Copy every line of the records below, keeping each word, number and symbol the same.

▶ **Data for processing**

• • • • • • •

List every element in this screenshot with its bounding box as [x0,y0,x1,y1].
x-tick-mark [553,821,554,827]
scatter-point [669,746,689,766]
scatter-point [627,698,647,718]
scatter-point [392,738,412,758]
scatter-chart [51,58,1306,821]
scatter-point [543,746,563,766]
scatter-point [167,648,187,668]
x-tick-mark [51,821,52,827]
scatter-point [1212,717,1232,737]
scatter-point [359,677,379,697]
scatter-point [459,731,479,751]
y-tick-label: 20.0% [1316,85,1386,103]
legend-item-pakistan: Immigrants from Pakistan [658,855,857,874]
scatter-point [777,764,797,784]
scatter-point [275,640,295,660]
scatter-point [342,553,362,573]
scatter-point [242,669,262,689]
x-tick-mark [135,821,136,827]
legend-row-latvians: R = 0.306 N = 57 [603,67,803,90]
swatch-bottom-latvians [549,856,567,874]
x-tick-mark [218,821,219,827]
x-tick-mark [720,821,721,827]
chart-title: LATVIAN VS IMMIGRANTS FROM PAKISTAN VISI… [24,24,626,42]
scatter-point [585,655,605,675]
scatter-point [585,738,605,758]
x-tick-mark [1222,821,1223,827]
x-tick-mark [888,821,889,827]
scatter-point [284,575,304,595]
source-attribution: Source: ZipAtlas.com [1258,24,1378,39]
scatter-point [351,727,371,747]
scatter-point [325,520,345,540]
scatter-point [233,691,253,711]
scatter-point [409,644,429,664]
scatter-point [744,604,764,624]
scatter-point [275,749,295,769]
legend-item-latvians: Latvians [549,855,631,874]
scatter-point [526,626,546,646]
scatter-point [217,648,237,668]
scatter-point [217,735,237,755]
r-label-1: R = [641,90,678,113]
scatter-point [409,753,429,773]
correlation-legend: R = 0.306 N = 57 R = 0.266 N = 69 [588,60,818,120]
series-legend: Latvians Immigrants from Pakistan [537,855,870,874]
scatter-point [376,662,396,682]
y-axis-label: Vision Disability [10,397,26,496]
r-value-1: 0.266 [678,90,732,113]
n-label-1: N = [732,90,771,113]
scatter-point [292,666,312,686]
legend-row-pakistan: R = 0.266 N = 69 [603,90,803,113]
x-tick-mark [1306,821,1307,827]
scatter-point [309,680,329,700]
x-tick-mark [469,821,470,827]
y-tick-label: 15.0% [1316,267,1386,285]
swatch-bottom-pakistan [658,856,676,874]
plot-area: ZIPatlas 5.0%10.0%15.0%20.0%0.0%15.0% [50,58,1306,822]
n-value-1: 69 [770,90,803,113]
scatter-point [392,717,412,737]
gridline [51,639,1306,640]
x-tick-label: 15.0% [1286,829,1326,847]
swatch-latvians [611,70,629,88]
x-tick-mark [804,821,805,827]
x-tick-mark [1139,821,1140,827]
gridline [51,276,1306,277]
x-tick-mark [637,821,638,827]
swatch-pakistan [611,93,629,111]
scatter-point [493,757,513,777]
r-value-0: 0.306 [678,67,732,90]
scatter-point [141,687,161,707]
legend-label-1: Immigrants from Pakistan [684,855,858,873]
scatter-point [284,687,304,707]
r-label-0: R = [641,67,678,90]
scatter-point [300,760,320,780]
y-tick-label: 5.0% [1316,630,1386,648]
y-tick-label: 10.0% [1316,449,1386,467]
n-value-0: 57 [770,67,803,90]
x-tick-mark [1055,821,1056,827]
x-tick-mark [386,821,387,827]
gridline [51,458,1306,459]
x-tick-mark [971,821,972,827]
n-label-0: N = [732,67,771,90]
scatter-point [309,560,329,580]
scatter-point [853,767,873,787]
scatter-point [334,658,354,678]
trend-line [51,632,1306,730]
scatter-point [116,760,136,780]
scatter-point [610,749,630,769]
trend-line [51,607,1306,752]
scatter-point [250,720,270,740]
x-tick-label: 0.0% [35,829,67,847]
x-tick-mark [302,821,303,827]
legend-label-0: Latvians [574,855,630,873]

• • • • • • •

▶ **Solution to this problem**
List every element in this screenshot with its bounding box as [x0,y0,x1,y1].
x-tick-mark [553,821,554,827]
scatter-point [669,746,689,766]
scatter-point [627,698,647,718]
scatter-point [392,738,412,758]
scatter-chart [51,58,1306,821]
scatter-point [543,746,563,766]
scatter-point [167,648,187,668]
x-tick-mark [51,821,52,827]
scatter-point [1212,717,1232,737]
scatter-point [359,677,379,697]
scatter-point [459,731,479,751]
y-tick-label: 20.0% [1316,85,1386,103]
legend-item-pakistan: Immigrants from Pakistan [658,855,857,874]
scatter-point [777,764,797,784]
scatter-point [275,640,295,660]
scatter-point [342,553,362,573]
scatter-point [242,669,262,689]
x-tick-mark [135,821,136,827]
legend-row-latvians: R = 0.306 N = 57 [603,67,803,90]
swatch-bottom-latvians [549,856,567,874]
x-tick-mark [218,821,219,827]
x-tick-mark [720,821,721,827]
chart-title: LATVIAN VS IMMIGRANTS FROM PAKISTAN VISI… [24,24,626,42]
scatter-point [585,655,605,675]
scatter-point [585,738,605,758]
x-tick-mark [1222,821,1223,827]
x-tick-mark [888,821,889,827]
scatter-point [284,575,304,595]
source-attribution: Source: ZipAtlas.com [1258,24,1378,39]
scatter-point [351,727,371,747]
scatter-point [325,520,345,540]
scatter-point [233,691,253,711]
scatter-point [409,644,429,664]
scatter-point [744,604,764,624]
scatter-point [275,749,295,769]
legend-item-latvians: Latvians [549,855,631,874]
scatter-point [526,626,546,646]
scatter-point [217,648,237,668]
scatter-point [217,735,237,755]
r-label-1: R = [641,90,678,113]
scatter-point [409,753,429,773]
correlation-legend: R = 0.306 N = 57 R = 0.266 N = 69 [588,60,818,120]
series-legend: Latvians Immigrants from Pakistan [537,855,870,874]
scatter-point [376,662,396,682]
y-axis-label: Vision Disability [10,397,26,496]
r-value-1: 0.266 [678,90,732,113]
n-label-1: N = [732,90,771,113]
scatter-point [292,666,312,686]
legend-row-pakistan: R = 0.266 N = 69 [603,90,803,113]
x-tick-mark [1306,821,1307,827]
scatter-point [309,680,329,700]
x-tick-mark [469,821,470,827]
y-tick-label: 15.0% [1316,267,1386,285]
swatch-bottom-pakistan [658,856,676,874]
plot-area: ZIPatlas 5.0%10.0%15.0%20.0%0.0%15.0% [50,58,1306,822]
n-value-1: 69 [770,90,803,113]
scatter-point [392,717,412,737]
gridline [51,639,1306,640]
x-tick-label: 15.0% [1286,829,1326,847]
swatch-latvians [611,70,629,88]
x-tick-mark [804,821,805,827]
x-tick-mark [1139,821,1140,827]
gridline [51,276,1306,277]
x-tick-mark [637,821,638,827]
swatch-pakistan [611,93,629,111]
scatter-point [493,757,513,777]
r-value-0: 0.306 [678,67,732,90]
scatter-point [141,687,161,707]
legend-label-1: Immigrants from Pakistan [684,855,858,873]
scatter-point [284,687,304,707]
r-label-0: R = [641,67,678,90]
scatter-point [300,760,320,780]
y-tick-label: 5.0% [1316,630,1386,648]
y-tick-label: 10.0% [1316,449,1386,467]
n-value-0: 57 [770,67,803,90]
x-tick-mark [1055,821,1056,827]
x-tick-mark [386,821,387,827]
gridline [51,458,1306,459]
x-tick-mark [971,821,972,827]
n-label-0: N = [732,67,771,90]
scatter-point [309,560,329,580]
scatter-point [853,767,873,787]
scatter-point [334,658,354,678]
trend-line [51,632,1306,730]
scatter-point [116,760,136,780]
scatter-point [610,749,630,769]
trend-line [51,607,1306,752]
scatter-point [250,720,270,740]
x-tick-label: 0.0% [35,829,67,847]
x-tick-mark [302,821,303,827]
legend-label-0: Latvians [574,855,630,873]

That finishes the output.